• [WORK TO COMPLETE]
Transcribe every entry word for word, but skip the images.

(Dataset entries)
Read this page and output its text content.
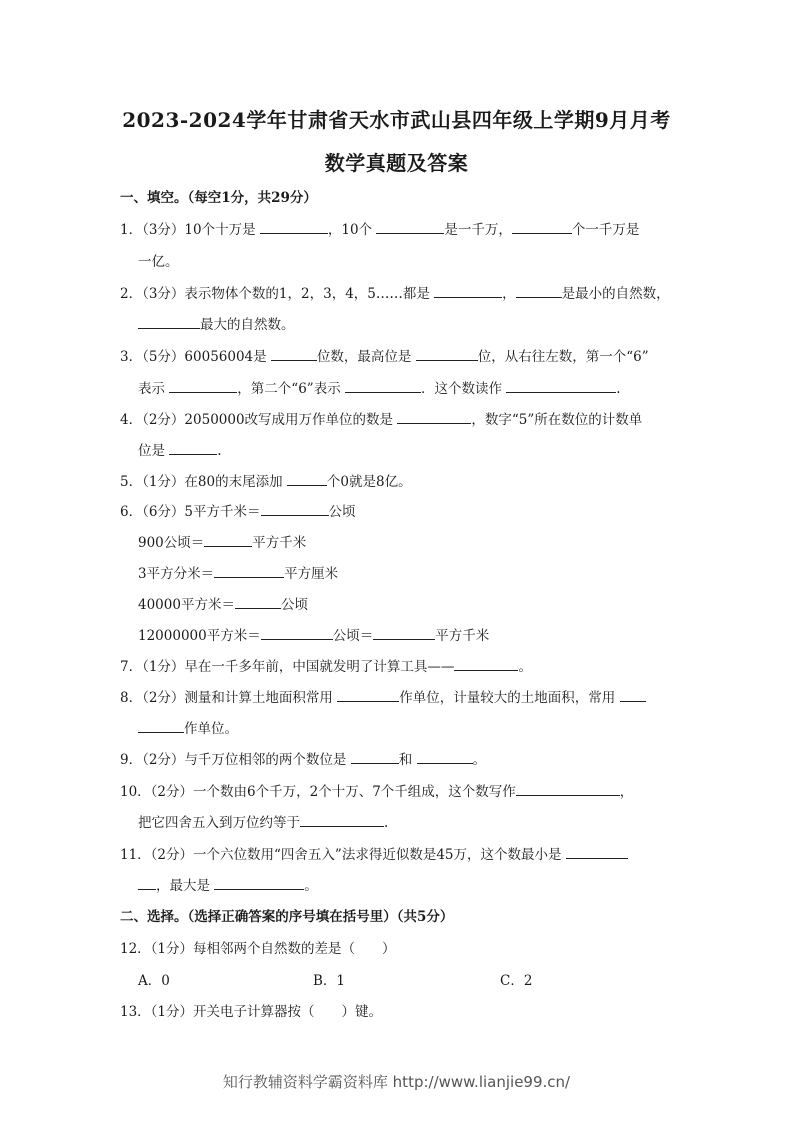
2023-2024学年甘肃省天水市武山县四年级上学期9月月考
数学真题及答案
一、填空。（每空1分，共29分）
1．（3分）10个十万是	，10个	是一千万，	个一千万是
一亿。
2．（3分）表示物体个数的1，2，3，4，5……都是	，	是最小的自然数，
最大的自然数。
3．（5分）60056004是	位数，最高位是	位，从右往左数，第一个“6”
表示	，第二个“6”表示	．这个数读作	.
4．（2分）2050000改写成用万作单位的数是	，数字“5”所在数位的计数单
位是	.
5．（1分）在80的末尾添加	个0就是8亿。
6．（6分）5平方千米＝	公顷
900公顷＝	平方千米
3平方分米＝	平方厘米
40000平方米＝	公顷
12000000平方米＝	公顷＝	平方千米
7．（1分）早在一千多年前，中国就发明了计算工具——	。
8．（2分）测量和计算土地面积常用	作单位，计量较大的土地面积，常用
作单位。
9．（2分）与千万位相邻的两个数位是	和	。
10．（2分）一个数由6个千万，2个十万、7个千组成，这个数写作	，
把它四舍五入到万位约等于	.
11．（2分）一个六位数用“四舍五入”法求得近似数是45万，这个数最小是
，最大是	。
二、选择。（选择正确答案的序号填在括号里）（共5分）
12．（1分）每相邻两个自然数的差是（　　）
A．0	B．1	C．2
13．（1分）开关电子计算器按（　　）键。
知行教辅资料学霸资料库 http://www.lianjie99.cn/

• [REPLY]
Read this page and output its text content.
2023-2024学年甘肃省天水市武山县四年级上学期9月月考
数学真题及答案
一、填空。（每空1分，共29分）
1．（3分）10个十万是	，10个	是一千万，	个一千万是
一亿。
2．（3分）表示物体个数的1，2，3，4，5……都是	，	是最小的自然数，
最大的自然数。
3．（5分）60056004是	位数，最高位是	位，从右往左数，第一个“6”
表示	，第二个“6”表示	．这个数读作	.
4．（2分）2050000改写成用万作单位的数是	，数字“5”所在数位的计数单
位是	.
5．（1分）在80的末尾添加	个0就是8亿。
6．（6分）5平方千米＝	公顷
900公顷＝	平方千米
3平方分米＝	平方厘米
40000平方米＝	公顷
12000000平方米＝	公顷＝	平方千米
7．（1分）早在一千多年前，中国就发明了计算工具——	。
8．（2分）测量和计算土地面积常用	作单位，计量较大的土地面积，常用
作单位。
9．（2分）与千万位相邻的两个数位是	和	。
10．（2分）一个数由6个千万，2个十万、7个千组成，这个数写作	，
把它四舍五入到万位约等于	.
11．（2分）一个六位数用“四舍五入”法求得近似数是45万，这个数最小是
，最大是	。
二、选择。（选择正确答案的序号填在括号里）（共5分）
12．（1分）每相邻两个自然数的差是（　　）
A．0	B．1	C．2
13．（1分）开关电子计算器按（　　）键。
知行教辅资料学霸资料库 http://www.lianjie99.cn/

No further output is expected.